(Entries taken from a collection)
- - - -
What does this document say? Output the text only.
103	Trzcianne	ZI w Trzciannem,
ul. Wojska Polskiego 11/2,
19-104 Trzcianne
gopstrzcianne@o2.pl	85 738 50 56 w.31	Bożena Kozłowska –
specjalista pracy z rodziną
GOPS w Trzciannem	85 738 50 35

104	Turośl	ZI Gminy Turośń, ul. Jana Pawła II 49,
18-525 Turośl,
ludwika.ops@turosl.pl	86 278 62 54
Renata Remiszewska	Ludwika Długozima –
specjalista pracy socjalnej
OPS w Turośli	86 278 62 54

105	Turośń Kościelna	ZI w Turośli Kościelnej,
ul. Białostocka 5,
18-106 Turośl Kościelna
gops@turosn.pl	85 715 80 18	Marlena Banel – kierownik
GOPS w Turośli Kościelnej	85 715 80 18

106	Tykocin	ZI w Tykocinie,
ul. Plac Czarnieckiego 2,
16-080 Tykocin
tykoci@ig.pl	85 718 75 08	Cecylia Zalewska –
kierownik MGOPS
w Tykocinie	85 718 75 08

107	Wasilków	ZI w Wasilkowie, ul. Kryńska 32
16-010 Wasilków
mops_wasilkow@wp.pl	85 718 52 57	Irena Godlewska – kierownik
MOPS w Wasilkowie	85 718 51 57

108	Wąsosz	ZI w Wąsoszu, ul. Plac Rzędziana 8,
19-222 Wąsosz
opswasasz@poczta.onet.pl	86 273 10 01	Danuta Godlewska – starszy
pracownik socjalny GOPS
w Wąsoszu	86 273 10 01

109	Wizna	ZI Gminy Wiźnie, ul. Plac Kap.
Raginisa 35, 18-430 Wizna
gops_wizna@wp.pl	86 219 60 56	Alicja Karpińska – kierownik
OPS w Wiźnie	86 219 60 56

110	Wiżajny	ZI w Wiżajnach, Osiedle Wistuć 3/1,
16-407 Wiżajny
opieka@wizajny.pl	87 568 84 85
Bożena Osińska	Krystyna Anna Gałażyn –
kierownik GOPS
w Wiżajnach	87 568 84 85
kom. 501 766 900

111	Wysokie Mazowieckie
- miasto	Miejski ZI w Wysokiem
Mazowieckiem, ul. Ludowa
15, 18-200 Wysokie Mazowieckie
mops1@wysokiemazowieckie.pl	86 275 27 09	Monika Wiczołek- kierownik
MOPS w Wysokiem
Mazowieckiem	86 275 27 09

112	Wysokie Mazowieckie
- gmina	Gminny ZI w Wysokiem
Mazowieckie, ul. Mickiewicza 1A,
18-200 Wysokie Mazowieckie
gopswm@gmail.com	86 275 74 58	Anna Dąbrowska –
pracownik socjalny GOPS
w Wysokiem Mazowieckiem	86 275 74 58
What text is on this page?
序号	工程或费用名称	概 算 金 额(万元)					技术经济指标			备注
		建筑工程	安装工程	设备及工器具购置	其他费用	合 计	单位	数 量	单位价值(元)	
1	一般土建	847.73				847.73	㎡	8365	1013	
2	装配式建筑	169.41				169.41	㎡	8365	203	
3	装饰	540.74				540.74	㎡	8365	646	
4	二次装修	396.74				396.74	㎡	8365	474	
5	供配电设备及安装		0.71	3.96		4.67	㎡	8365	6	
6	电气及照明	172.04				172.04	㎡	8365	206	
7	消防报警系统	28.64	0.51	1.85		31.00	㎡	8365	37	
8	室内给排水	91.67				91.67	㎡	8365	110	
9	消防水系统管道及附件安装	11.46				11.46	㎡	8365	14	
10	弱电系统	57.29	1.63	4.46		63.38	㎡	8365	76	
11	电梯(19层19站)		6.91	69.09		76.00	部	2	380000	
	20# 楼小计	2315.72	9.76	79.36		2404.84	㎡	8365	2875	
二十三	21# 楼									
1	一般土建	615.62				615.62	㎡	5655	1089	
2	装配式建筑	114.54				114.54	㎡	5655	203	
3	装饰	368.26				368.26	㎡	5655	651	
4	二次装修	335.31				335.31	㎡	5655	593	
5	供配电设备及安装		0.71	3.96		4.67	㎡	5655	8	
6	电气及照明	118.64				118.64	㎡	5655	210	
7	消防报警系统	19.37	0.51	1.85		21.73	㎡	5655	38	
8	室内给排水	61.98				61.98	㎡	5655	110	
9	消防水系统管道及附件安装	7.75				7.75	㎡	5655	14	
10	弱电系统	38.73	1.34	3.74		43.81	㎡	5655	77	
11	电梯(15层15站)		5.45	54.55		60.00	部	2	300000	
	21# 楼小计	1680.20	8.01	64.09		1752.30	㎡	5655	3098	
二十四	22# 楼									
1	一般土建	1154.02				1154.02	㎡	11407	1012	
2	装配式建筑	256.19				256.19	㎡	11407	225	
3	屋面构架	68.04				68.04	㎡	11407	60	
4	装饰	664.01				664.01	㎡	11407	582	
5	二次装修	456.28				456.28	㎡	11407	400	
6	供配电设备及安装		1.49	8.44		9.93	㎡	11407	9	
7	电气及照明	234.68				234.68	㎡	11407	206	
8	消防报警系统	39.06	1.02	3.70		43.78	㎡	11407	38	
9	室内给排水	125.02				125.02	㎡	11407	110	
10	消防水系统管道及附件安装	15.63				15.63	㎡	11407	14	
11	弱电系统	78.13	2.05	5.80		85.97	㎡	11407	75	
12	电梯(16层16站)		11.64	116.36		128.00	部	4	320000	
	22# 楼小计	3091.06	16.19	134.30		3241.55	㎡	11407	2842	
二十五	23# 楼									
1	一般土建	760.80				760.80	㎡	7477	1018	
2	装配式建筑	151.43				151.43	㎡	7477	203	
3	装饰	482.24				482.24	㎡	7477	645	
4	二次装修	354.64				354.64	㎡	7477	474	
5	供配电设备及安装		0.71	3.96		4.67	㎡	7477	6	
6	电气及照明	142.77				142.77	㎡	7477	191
- - - -
TO DO
Return every line in the listing that contains the word "pracy".

EXERCISE RESPONSE
specjalista pracy z rodziną
specjalista pracy socjalnej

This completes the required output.